Work to do:
Rewrite all of the records below, swapping "svg-text" for "text-node" wherever it occurs and leaving everything else unchanged. Omit the pictures from your answer.

****

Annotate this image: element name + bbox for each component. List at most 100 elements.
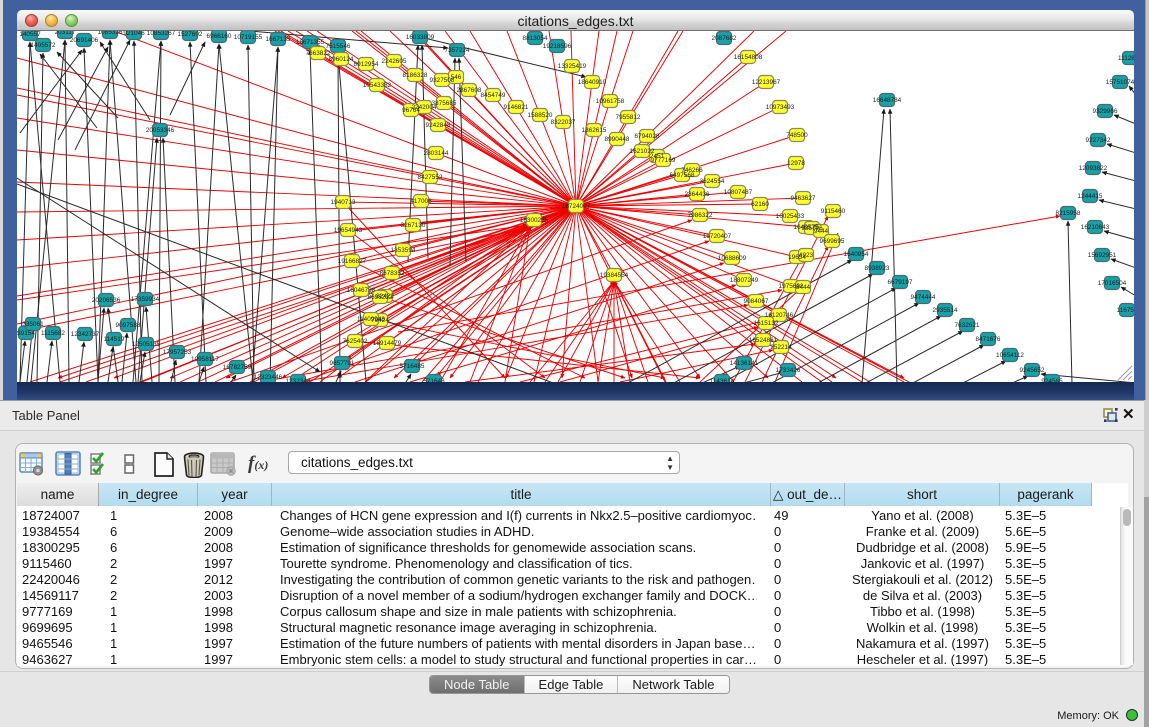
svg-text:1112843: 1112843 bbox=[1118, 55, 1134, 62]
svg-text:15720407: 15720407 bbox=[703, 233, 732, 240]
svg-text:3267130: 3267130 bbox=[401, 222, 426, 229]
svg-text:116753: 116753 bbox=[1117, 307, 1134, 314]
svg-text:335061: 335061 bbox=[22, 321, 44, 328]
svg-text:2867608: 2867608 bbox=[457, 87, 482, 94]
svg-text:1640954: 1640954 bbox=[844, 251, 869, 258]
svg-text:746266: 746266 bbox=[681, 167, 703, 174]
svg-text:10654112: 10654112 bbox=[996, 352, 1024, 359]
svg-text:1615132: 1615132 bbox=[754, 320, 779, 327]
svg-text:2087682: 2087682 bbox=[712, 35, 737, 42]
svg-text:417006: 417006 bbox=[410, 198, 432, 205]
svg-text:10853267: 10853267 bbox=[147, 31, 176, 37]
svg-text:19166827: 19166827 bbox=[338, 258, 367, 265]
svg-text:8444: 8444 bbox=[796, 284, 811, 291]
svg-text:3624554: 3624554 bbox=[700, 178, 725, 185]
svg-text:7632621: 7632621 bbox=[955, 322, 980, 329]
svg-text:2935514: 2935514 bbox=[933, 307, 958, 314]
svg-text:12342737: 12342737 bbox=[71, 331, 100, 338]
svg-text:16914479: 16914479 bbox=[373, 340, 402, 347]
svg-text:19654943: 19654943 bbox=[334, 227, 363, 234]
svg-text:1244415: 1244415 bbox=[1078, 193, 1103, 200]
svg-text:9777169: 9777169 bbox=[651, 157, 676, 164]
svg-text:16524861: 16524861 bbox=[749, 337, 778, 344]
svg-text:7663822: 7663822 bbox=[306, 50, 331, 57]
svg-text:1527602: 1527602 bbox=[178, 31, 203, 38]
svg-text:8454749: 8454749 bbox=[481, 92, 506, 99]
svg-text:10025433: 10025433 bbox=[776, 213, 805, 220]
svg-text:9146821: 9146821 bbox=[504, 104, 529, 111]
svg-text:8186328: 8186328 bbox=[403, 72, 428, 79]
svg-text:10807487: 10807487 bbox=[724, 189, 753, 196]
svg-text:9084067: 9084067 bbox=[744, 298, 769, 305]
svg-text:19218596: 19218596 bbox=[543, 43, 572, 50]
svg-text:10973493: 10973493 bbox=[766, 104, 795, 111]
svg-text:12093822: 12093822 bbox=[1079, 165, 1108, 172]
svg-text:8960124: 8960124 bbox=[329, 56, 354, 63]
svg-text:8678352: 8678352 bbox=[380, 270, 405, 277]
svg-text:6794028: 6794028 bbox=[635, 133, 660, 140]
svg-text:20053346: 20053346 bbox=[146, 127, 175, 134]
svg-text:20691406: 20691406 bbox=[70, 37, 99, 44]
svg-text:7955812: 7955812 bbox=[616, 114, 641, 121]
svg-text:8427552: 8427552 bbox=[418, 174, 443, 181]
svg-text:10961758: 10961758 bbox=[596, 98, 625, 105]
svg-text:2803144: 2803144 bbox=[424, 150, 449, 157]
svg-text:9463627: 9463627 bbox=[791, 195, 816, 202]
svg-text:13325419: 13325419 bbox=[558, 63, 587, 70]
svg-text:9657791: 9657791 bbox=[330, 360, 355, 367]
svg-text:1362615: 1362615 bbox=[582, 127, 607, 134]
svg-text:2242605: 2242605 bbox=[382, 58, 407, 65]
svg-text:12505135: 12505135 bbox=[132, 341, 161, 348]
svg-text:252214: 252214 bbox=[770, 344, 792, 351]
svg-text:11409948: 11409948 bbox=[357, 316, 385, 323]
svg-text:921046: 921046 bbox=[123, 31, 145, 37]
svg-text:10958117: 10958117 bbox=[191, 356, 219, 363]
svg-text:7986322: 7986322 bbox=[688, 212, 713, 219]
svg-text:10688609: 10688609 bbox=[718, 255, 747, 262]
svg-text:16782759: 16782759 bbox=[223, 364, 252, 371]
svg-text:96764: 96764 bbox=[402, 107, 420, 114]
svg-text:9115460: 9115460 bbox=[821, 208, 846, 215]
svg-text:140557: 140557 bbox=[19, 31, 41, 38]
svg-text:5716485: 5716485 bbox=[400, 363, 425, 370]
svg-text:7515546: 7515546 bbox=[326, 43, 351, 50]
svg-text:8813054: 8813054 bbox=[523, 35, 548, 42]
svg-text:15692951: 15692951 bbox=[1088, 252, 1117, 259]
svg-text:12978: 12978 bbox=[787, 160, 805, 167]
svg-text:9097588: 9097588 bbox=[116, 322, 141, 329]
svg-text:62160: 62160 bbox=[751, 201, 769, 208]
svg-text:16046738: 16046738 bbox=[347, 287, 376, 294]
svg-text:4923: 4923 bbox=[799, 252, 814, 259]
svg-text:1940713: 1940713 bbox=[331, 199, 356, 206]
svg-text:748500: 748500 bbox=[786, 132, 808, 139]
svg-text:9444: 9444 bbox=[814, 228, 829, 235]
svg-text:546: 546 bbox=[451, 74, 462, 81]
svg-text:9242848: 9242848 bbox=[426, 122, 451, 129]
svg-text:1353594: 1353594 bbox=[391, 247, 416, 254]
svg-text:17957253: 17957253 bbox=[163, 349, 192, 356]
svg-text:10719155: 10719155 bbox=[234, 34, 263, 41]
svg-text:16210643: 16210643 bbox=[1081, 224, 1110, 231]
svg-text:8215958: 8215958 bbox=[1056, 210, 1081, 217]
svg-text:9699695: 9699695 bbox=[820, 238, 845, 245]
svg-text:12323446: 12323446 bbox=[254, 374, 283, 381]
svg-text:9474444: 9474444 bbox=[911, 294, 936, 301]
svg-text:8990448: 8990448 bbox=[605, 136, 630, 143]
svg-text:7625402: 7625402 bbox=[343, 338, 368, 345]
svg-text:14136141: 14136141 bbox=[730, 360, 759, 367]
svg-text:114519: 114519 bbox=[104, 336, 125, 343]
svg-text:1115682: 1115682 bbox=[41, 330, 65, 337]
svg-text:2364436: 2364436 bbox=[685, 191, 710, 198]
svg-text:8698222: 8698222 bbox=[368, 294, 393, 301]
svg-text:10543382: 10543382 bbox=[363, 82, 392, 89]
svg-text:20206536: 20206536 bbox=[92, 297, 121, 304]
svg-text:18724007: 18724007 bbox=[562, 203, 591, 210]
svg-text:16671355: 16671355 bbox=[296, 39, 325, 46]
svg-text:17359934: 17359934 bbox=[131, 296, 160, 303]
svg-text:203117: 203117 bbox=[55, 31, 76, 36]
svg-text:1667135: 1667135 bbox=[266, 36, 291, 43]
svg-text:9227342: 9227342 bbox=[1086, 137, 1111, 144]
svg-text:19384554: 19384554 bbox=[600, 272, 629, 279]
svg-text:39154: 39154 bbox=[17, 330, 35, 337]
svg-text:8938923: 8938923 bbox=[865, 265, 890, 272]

****

Full solution:
Annotate this image: element name + bbox for each component. List at most 100 elements.
text-node:1112843: 1112843 bbox=[1118, 55, 1134, 62]
text-node:15720407: 15720407 bbox=[703, 233, 732, 240]
text-node:3267130: 3267130 bbox=[401, 222, 426, 229]
text-node:116753: 116753 bbox=[1117, 307, 1134, 314]
text-node:335061: 335061 bbox=[22, 321, 44, 328]
text-node:2867608: 2867608 bbox=[457, 87, 482, 94]
text-node:1640954: 1640954 bbox=[844, 251, 869, 258]
text-node:746266: 746266 bbox=[681, 167, 703, 174]
text-node:10654112: 10654112 bbox=[996, 352, 1024, 359]
text-node:1615132: 1615132 bbox=[754, 320, 779, 327]
text-node:2087682: 2087682 bbox=[712, 35, 737, 42]
text-node:417006: 417006 bbox=[410, 198, 432, 205]
text-node:10853267: 10853267 bbox=[147, 31, 176, 37]
text-node:19166827: 19166827 bbox=[338, 258, 367, 265]
text-node:8444: 8444 bbox=[796, 284, 811, 291]
text-node:3624554: 3624554 bbox=[700, 178, 725, 185]
text-node:7632621: 7632621 bbox=[955, 322, 980, 329]
text-node:2935514: 2935514 bbox=[933, 307, 958, 314]
text-node:12342737: 12342737 bbox=[71, 331, 100, 338]
text-node:16914479: 16914479 bbox=[373, 340, 402, 347]
text-node:19654943: 19654943 bbox=[334, 227, 363, 234]
text-node:1244415: 1244415 bbox=[1078, 193, 1103, 200]
text-node:9777169: 9777169 bbox=[651, 157, 676, 164]
text-node:16524861: 16524861 bbox=[749, 337, 778, 344]
text-node:7663822: 7663822 bbox=[306, 50, 331, 57]
text-node:1527602: 1527602 bbox=[178, 31, 203, 38]
text-node:8454749: 8454749 bbox=[481, 92, 506, 99]
text-node:10025433: 10025433 bbox=[776, 213, 805, 220]
text-node:9146821: 9146821 bbox=[504, 104, 529, 111]
text-node:8186328: 8186328 bbox=[403, 72, 428, 79]
text-node:10807487: 10807487 bbox=[724, 189, 753, 196]
text-node:9084067: 9084067 bbox=[744, 298, 769, 305]
text-node:19218596: 19218596 bbox=[543, 43, 572, 50]
text-node:10973493: 10973493 bbox=[766, 104, 795, 111]
text-node:12093822: 12093822 bbox=[1079, 165, 1108, 172]
text-node:8960124: 8960124 bbox=[329, 56, 354, 63]
text-node:8678352: 8678352 bbox=[380, 270, 405, 277]
text-node:6794028: 6794028 bbox=[635, 133, 660, 140]
text-node:20053346: 20053346 bbox=[146, 127, 175, 134]
text-node:20691406: 20691406 bbox=[70, 37, 99, 44]
text-node:7955812: 7955812 bbox=[616, 114, 641, 121]
text-node:8427552: 8427552 bbox=[418, 174, 443, 181]
text-node:10961758: 10961758 bbox=[596, 98, 625, 105]
text-node:2803144: 2803144 bbox=[424, 150, 449, 157]
text-node:9463627: 9463627 bbox=[791, 195, 816, 202]
text-node:13325419: 13325419 bbox=[558, 63, 587, 70]
text-node:9657791: 9657791 bbox=[330, 360, 355, 367]
text-node:1362615: 1362615 bbox=[582, 127, 607, 134]
text-node:2242605: 2242605 bbox=[382, 58, 407, 65]
text-node:12505135: 12505135 bbox=[132, 341, 161, 348]
text-node:252214: 252214 bbox=[770, 344, 792, 351]
text-node:11409948: 11409948 bbox=[357, 316, 385, 323]
text-node:921046: 921046 bbox=[123, 31, 145, 37]
text-node:10958117: 10958117 bbox=[191, 356, 219, 363]
text-node:7986322: 7986322 bbox=[688, 212, 713, 219]
text-node:10688609: 10688609 bbox=[718, 255, 747, 262]
text-node:16782759: 16782759 bbox=[223, 364, 252, 371]
text-node:96764: 96764 bbox=[402, 107, 420, 114]
text-node:9115460: 9115460 bbox=[821, 208, 846, 215]
text-node:140557: 140557 bbox=[19, 31, 41, 38]
text-node:5716485: 5716485 bbox=[400, 363, 425, 370]
text-node:7515546: 7515546 bbox=[326, 43, 351, 50]
text-node:8813054: 8813054 bbox=[523, 35, 548, 42]
text-node:15692951: 15692951 bbox=[1088, 252, 1117, 259]
text-node:12978: 12978 bbox=[787, 160, 805, 167]
text-node:9097588: 9097588 bbox=[116, 322, 141, 329]
text-node:62160: 62160 bbox=[751, 201, 769, 208]
text-node:16046738: 16046738 bbox=[347, 287, 376, 294]
text-node:4923: 4923 bbox=[799, 252, 814, 259]
text-node:1940713: 1940713 bbox=[331, 199, 356, 206]
text-node:748500: 748500 bbox=[786, 132, 808, 139]
text-node:9444: 9444 bbox=[814, 228, 829, 235]
text-node:546: 546 bbox=[451, 74, 462, 81]
text-node:9242848: 9242848 bbox=[426, 122, 451, 129]
text-node:1353594: 1353594 bbox=[391, 247, 416, 254]
text-node:17957253: 17957253 bbox=[163, 349, 192, 356]
text-node:10719155: 10719155 bbox=[234, 34, 263, 41]
text-node:16210643: 16210643 bbox=[1081, 224, 1110, 231]
text-node:8215958: 8215958 bbox=[1056, 210, 1081, 217]
text-node:9699695: 9699695 bbox=[820, 238, 845, 245]
text-node:12323446: 12323446 bbox=[254, 374, 283, 381]
text-node:9474444: 9474444 bbox=[911, 294, 936, 301]
text-node:8990448: 8990448 bbox=[605, 136, 630, 143]
text-node:7625402: 7625402 bbox=[343, 338, 368, 345]
text-node:14136141: 14136141 bbox=[730, 360, 759, 367]
text-node:114519: 114519 bbox=[104, 336, 125, 343]
text-node:1115682: 1115682 bbox=[41, 330, 65, 337]
text-node:2364436: 2364436 bbox=[685, 191, 710, 198]
text-node:8698222: 8698222 bbox=[368, 294, 393, 301]
text-node:10543382: 10543382 bbox=[363, 82, 392, 89]
text-node:20206536: 20206536 bbox=[92, 297, 121, 304]
text-node:18724007: 18724007 bbox=[562, 203, 591, 210]
text-node:16671355: 16671355 bbox=[296, 39, 325, 46]
text-node:17359934: 17359934 bbox=[131, 296, 160, 303]
text-node:203117: 203117 bbox=[55, 31, 76, 36]
text-node:1667135: 1667135 bbox=[266, 36, 291, 43]
text-node:9227342: 9227342 bbox=[1086, 137, 1111, 144]
text-node:19384554: 19384554 bbox=[600, 272, 629, 279]
text-node:39154: 39154 bbox=[17, 330, 35, 337]
text-node:8938923: 8938923 bbox=[865, 265, 890, 272]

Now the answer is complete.